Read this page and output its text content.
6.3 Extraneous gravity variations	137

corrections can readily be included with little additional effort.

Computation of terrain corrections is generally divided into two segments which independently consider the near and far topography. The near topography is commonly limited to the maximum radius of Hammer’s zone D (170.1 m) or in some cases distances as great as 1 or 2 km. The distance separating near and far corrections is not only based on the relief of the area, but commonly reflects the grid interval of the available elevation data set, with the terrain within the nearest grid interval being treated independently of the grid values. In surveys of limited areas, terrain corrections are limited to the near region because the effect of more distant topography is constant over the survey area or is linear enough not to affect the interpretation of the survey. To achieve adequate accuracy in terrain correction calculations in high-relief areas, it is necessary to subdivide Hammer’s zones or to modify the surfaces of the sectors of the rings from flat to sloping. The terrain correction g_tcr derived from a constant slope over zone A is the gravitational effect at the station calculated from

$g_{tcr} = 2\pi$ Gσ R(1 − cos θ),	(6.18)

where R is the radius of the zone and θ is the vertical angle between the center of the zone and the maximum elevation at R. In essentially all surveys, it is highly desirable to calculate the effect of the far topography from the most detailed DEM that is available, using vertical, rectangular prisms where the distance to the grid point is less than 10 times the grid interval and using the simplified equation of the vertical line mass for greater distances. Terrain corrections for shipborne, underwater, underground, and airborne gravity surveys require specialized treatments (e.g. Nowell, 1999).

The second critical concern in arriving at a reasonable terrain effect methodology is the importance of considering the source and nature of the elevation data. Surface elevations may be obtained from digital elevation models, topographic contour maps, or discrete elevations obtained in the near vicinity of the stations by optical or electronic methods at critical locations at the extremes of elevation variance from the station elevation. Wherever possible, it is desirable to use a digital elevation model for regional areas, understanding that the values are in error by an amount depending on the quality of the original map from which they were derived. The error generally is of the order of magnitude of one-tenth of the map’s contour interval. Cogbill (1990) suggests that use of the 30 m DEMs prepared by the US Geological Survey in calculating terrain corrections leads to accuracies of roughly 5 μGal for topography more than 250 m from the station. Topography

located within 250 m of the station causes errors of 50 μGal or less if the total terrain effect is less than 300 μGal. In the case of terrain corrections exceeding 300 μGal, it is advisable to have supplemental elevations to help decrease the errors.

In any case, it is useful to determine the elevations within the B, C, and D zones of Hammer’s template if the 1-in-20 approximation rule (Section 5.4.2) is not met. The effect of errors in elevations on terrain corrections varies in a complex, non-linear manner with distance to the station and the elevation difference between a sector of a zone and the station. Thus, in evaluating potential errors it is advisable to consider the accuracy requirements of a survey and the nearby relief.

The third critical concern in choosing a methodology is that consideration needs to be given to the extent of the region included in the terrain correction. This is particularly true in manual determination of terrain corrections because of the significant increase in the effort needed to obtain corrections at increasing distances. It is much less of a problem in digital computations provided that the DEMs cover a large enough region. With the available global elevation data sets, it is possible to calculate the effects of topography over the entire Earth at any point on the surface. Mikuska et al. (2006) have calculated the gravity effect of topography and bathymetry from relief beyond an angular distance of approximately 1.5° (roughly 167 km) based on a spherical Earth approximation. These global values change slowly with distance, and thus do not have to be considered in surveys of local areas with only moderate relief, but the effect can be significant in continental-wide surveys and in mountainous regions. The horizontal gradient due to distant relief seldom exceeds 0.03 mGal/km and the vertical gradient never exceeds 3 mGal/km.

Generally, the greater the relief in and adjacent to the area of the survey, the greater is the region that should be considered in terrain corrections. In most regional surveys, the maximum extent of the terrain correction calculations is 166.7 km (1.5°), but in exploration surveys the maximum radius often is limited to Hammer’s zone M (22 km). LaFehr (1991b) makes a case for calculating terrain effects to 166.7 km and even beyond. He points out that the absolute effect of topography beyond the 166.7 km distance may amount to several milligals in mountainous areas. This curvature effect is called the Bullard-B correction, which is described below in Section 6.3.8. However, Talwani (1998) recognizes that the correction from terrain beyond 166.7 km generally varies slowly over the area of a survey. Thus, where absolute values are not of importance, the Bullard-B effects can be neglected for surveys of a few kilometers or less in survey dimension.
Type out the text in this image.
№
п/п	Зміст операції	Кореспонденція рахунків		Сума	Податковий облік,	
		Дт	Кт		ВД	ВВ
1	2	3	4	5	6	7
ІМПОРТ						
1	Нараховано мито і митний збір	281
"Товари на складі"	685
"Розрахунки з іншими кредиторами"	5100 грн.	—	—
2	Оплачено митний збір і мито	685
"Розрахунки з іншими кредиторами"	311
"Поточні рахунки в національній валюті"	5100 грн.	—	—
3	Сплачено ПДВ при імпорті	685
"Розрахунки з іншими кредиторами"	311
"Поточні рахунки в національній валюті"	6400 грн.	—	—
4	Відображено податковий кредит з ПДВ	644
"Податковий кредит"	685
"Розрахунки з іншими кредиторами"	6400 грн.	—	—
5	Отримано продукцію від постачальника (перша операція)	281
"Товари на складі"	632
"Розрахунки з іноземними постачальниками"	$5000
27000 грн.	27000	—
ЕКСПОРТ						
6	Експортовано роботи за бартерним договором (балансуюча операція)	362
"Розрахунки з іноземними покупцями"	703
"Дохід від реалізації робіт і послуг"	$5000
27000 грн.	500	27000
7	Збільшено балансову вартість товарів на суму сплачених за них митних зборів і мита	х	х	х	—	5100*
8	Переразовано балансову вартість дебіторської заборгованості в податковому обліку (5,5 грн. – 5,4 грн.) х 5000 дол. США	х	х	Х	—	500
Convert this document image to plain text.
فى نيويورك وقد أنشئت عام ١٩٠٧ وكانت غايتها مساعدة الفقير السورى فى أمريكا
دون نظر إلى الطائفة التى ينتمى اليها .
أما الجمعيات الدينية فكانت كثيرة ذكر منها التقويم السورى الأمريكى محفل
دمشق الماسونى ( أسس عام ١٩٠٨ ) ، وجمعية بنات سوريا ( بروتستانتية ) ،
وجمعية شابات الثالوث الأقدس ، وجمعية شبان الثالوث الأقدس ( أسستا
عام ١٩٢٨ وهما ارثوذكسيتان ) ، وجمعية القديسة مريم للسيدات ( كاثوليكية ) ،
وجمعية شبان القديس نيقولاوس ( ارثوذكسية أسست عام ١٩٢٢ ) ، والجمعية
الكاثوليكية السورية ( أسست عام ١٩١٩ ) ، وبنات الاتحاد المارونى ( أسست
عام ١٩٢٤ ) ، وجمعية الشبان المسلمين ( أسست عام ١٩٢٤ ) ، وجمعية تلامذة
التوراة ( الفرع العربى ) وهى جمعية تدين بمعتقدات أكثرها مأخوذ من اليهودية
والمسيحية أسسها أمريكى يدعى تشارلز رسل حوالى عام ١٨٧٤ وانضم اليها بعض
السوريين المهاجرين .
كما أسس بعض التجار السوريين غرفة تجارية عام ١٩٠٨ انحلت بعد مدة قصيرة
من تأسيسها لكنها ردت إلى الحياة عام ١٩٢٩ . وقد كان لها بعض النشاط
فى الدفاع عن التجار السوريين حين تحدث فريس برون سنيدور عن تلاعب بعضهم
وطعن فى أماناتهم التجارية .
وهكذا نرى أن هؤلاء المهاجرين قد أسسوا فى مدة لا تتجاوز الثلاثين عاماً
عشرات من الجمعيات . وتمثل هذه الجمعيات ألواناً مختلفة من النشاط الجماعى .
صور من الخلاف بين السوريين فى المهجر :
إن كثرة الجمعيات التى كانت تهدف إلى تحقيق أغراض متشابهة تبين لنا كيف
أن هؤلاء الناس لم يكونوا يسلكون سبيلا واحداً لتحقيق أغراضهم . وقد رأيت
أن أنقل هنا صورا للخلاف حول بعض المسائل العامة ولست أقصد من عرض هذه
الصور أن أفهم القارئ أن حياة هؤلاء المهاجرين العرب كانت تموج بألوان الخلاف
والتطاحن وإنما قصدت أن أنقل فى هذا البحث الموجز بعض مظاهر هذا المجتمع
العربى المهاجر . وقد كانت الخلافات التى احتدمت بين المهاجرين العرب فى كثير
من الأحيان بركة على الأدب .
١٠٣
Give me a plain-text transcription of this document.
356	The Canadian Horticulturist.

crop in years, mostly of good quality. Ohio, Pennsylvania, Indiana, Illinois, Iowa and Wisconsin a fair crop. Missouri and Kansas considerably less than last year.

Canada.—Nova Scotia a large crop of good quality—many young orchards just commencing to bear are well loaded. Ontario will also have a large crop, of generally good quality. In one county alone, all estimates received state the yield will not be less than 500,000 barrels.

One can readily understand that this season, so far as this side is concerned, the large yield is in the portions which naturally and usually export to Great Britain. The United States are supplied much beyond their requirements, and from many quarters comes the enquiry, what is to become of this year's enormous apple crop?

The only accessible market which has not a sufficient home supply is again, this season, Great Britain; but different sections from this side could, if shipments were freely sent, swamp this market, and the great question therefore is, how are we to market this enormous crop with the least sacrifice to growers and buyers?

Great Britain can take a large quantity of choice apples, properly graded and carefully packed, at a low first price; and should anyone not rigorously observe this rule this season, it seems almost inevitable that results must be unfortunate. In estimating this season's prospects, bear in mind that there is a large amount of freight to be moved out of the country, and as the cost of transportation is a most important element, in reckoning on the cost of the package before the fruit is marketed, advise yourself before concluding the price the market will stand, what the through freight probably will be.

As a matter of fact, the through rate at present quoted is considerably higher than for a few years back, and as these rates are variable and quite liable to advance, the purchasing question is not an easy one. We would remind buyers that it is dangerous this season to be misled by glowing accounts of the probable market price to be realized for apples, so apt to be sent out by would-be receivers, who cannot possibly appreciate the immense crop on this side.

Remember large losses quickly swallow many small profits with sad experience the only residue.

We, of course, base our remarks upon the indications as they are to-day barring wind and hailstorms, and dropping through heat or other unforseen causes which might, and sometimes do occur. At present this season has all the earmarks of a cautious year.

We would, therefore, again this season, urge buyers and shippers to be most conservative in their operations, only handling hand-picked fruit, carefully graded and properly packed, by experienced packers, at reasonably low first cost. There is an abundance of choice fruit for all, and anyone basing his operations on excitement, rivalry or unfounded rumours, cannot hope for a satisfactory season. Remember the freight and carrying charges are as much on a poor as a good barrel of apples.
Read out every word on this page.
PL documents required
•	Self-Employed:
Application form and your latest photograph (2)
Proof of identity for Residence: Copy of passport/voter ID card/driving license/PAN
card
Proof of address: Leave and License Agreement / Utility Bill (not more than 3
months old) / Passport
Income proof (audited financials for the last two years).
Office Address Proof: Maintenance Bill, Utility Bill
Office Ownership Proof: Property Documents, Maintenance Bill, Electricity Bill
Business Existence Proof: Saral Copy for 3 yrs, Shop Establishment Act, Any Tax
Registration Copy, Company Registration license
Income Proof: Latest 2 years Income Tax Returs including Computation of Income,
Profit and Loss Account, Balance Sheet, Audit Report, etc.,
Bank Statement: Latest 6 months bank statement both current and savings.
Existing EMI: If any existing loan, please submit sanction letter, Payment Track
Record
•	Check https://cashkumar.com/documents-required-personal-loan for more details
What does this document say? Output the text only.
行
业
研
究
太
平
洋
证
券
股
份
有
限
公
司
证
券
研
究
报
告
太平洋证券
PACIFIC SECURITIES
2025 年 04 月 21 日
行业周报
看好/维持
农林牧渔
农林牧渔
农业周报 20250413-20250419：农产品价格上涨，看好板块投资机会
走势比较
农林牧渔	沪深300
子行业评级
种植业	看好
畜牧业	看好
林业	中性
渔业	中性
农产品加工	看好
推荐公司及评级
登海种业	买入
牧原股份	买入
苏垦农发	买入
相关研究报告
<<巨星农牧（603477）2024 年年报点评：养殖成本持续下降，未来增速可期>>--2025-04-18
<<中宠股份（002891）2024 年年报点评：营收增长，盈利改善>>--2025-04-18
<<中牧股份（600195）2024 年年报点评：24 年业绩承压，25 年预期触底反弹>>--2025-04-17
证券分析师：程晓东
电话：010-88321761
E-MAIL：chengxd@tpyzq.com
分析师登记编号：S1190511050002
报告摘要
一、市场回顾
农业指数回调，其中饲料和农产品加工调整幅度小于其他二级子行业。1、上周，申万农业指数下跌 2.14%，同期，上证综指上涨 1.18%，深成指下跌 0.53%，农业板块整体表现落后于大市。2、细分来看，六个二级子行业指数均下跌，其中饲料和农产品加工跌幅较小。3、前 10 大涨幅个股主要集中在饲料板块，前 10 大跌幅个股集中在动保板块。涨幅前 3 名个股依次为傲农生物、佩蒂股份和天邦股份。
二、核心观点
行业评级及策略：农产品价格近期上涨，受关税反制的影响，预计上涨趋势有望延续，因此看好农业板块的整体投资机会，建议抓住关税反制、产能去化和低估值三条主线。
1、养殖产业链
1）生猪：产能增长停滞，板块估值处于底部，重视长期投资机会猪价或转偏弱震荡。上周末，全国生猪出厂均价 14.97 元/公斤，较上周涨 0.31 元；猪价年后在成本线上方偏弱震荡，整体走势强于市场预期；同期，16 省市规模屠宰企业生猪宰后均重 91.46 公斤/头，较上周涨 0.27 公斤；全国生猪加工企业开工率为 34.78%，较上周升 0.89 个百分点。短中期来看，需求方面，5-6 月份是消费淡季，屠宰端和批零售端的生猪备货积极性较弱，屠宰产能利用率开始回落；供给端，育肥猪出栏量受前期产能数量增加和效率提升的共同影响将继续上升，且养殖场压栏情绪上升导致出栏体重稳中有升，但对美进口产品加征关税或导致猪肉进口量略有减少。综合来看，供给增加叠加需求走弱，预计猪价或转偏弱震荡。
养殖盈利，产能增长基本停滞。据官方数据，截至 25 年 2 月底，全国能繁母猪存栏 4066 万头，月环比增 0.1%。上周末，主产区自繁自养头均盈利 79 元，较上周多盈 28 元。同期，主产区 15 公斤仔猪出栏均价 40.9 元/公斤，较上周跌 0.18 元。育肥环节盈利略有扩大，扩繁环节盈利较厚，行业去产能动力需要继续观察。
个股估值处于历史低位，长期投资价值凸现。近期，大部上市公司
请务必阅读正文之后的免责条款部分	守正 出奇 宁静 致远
──────────────────────────────
| Objective |
Using the material above, state how many lines include the string "вартість". Answer with a single number.

| Output for this task |
2